Problema planteado 1 —
Responde según el relato de Musashi Miyamoto:
(a) ¿Cómo se llamaba su padre?
(b) ¿Qué era el tío que lo guiaba con cuentos y anécdotas?
(c) ¿Cuánto pesaba aproximadamente a los doce años?
Problema planteado 2 — Imprime literalmente el fragmento del relato de Musashi Miyamoto que va desde "Mi tío comprendió" hasta "bueno para practicar.", ambos incluidos.
Problema planteado 3 — Prosigue el relato en primera persona de Musashi Miyamoto a partir de su última frase.

Sección de texto —
----
Tuvo una vida en Japón. Su padre le culpaba de la muerte de su madre al nacer él, y se sentía solo. Pese a vivir con un tío religioso quiso ser guerrero. Pronto destacó y, en su evolución, fue venciendo a grandes guerreros. Tenía mucho rencor. En el ejército el ego era la norma. Fue sintiéndose cada vez más vacío y se fue orientando hacia la búsqueda de la comprensión y la filosofía, escribiendo algunos libros. El verdadero luchador de artes marciales es pacífico. Finalizó explicando algunos de los objetivos que tiene para esta vida y la importancia del Servicio.

 

Parte 1 en MP3 (3.409 KB)

 

Parte 2 en MP3 (3.744 KB)

 

 

Ver también sesión con Kojiro Sasaki

 

 

            Entidad: Nosotros decimos que cuando encarnamos normalmente aprendemos de las distintas experiencias. Tengo mucho para decir al respecto. Es cierto que aprendemos y es cierto también que sufrimos emociones dolorosas. Y tengo una visión particular de que cuanto más roles del ego tenemos más acogida damos a los engramas. Bueno, he sufrido abandonos.

 

Tuve una encarnación en Japón. Nací en 1.584 en Miyamoto, en lo que era la región de Mimasaka. Mi madre desencarnó al nacer yo. Mi padre, Munisai, amaba mucho a mi madre. Directa o indirectamente me echó la culpa de su muerte.

 

            De pequeño me sentía muy solo porque mi padre prácticamente no cruzaba palabra conmigo. Un hermano de madre -un tío que era sacerdote- era quien me guiaba contándome cuentos, contándome anécdotas. Su mirada dulce y comprensiva contrastaba con la mirada dura de Munisai, mi padre.

 

Un día vengo de la casa del tío y mi padre ya no estaba. Apenas tenía siete años. Me quedé con un engrama de abandono tremendo, con rencor hacia la vida. Prácticamente a madre no la conocí y a padre puedo decir que tampoco lo conocí; solamente conviví. Mi tío me llevó a vivir con él pero yo estaba como un poco reacio a todo lo que era lo religioso sentía como que necesitaba hacer algo más.

 

Fui creciendo. Mi tío me decía: -Musashi, pesas la mitad de lo que peso yo y comes el doble. Y yo, Musashi Miyamoto, sólo atinaba a reírme.

 

Mi tío comprendió que era imposible tratar de domesticarme. Era como un brioso caballo salvaje que quería aprender las artes del guerrero. Y así fue que mi tío me dio el visto bueno para practicar.

 

A los doce años ya pesaba cerca de sesenta kilos, algo difícil de creer para la edad. Practicaba el arte de la espada, el arte de la lucha. Amaba todo lo que era la vida samurai.
----
Listado de datos —
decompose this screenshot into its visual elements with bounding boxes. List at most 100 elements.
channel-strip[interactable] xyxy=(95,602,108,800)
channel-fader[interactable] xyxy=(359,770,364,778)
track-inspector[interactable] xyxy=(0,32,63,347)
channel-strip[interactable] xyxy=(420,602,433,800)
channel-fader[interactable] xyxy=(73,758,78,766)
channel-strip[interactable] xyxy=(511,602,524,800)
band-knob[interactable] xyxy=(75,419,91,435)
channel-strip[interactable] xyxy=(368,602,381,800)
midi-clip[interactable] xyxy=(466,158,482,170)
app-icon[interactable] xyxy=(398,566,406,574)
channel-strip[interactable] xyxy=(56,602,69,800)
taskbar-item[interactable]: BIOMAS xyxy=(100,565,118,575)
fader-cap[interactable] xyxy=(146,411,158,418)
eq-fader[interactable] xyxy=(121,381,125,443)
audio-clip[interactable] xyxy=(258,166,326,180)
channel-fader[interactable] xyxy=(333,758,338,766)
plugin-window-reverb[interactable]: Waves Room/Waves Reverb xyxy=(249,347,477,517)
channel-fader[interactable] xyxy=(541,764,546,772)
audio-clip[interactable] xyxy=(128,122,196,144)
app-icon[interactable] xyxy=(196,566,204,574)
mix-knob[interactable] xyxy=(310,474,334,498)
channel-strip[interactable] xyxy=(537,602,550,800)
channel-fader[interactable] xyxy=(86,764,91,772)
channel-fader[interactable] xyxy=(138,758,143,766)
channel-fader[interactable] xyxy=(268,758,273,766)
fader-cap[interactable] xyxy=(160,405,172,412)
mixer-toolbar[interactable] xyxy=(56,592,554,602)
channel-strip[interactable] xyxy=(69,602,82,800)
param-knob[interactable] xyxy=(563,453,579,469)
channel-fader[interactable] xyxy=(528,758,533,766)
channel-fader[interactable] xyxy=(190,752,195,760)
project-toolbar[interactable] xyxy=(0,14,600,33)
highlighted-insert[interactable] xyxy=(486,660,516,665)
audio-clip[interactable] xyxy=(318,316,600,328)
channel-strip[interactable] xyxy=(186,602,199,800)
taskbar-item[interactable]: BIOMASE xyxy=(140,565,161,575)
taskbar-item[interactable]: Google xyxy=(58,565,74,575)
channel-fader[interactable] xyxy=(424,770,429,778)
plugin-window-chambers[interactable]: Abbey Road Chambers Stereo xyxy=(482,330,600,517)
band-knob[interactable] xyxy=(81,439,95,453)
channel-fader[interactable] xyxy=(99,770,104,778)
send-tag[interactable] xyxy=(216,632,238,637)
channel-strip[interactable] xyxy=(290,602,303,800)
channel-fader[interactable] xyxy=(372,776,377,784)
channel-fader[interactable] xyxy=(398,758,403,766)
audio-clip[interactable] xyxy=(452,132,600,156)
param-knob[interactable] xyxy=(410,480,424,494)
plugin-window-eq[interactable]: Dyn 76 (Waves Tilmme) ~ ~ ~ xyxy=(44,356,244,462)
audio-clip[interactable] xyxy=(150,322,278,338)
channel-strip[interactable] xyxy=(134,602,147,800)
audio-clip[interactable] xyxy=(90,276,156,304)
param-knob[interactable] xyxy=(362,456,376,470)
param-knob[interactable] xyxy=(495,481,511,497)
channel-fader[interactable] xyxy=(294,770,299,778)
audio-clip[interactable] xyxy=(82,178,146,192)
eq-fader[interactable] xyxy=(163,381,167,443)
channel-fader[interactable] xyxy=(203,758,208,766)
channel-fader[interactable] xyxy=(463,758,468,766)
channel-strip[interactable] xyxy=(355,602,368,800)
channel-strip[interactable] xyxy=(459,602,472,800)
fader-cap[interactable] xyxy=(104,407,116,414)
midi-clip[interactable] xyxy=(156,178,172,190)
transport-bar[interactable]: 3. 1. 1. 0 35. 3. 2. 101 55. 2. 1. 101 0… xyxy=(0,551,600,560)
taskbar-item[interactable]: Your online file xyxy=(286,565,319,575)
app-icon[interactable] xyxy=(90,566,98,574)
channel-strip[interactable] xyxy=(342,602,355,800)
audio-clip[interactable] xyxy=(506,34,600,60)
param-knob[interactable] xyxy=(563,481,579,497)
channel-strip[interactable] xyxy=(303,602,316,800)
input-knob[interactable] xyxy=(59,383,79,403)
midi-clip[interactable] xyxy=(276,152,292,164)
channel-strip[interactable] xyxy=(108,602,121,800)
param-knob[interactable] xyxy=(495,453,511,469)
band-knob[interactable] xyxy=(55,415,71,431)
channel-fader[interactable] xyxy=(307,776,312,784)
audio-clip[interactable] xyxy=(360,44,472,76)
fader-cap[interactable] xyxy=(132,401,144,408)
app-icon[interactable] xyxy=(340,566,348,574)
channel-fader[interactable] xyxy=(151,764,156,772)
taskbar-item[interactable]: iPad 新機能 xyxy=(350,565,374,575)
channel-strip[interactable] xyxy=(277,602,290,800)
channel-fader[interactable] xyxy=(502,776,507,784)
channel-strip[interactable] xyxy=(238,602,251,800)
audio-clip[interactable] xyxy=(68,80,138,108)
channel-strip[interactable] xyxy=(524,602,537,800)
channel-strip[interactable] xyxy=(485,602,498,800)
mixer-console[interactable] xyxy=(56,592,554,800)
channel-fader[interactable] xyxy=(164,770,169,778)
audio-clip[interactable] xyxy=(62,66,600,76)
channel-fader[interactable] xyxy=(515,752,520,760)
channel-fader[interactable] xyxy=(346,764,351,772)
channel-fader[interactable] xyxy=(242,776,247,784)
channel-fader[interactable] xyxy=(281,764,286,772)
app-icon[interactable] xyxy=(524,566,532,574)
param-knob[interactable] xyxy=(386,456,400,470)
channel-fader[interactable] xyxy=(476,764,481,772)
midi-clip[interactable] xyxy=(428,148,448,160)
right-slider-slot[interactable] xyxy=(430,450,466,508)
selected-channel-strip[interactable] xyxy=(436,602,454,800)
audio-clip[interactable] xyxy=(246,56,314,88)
----
Respuesta escrita 1 —
(a) Munisai.
(b) Sacerdote.
(c) Cerca de sesenta kilos.

Respuesta escrita 2 —
Mi tío comprendió que era imposible tratar de domesticarme. Era como un brioso caballo salvaje que quería aprender las artes del guerrero. Y así fue que mi tío me dio el visto bueno para practicar.

Respuesta escrita 3 —
 

Mi tío me anotó en una escuela. No era muy amigo de mis compañeros; más bien me mantenía distante.

A los trece años ya no había quien me venciera salvo mi Sensei, un hombre de cuarenta años. A los pocos meses en la escuela hubo como un alboroto. Había venido un guerrero llamado Arima Kihei. Era un samurai de la escuela Shinto y desafió a combate a cualquiera que quisiera. Shurisi era un gran experto. Aceptó el reto. Me sentí molesto por la burla que hacía Arima, que lo había cortado ya como en cinco partes: dos veces en el brazo derecho, una en el izquierdo, una en cada pierna. Apenas podía tenerse en pie mi compañero. El Sensei paró el combate. Arima me miró a mí con cara de burla y le dije que para mí sería un honor combatir con él pero que sería un deshonor parar a primera sangre.

 

El Sensei me dijo: -Trata de ser prudente.

 

–Sí, Sensei, seré todo lo prudente que mi carácter me deje.

 

-¡Musashi, trata de ser prudente!

 

–Sí, Sensei.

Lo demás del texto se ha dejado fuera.